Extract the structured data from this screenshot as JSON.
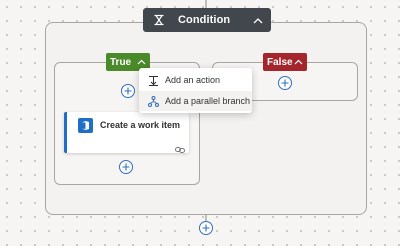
{
  "condition": {
    "title": "Condition",
    "icon": "condition-icon",
    "chevron_icon": "chevron-up-icon"
  },
  "branches": {
    "true_label": "True",
    "false_label": "False",
    "tag_chevron_icon": "chevron-up-icon"
  },
  "menu": {
    "items": [
      {
        "label": "Add an action",
        "icon": "add-action-icon"
      },
      {
        "label": "Add a parallel branch",
        "icon": "parallel-branch-icon"
      }
    ]
  },
  "action_card": {
    "title": "Create a work item",
    "icon": "azure-devops-icon",
    "link_icon": "link-icon"
  },
  "colors": {
    "header_bg": "#42474d",
    "true_tag": "#4a8a2a",
    "false_tag": "#a4262c",
    "accent_blue": "#1f6fc6"
  }
}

> [WORK INSTRUCTIONS]
Of the lines in the data, how many hold the string "chevron"? State the number, nothing else.

> [TASK SOLUTION]
2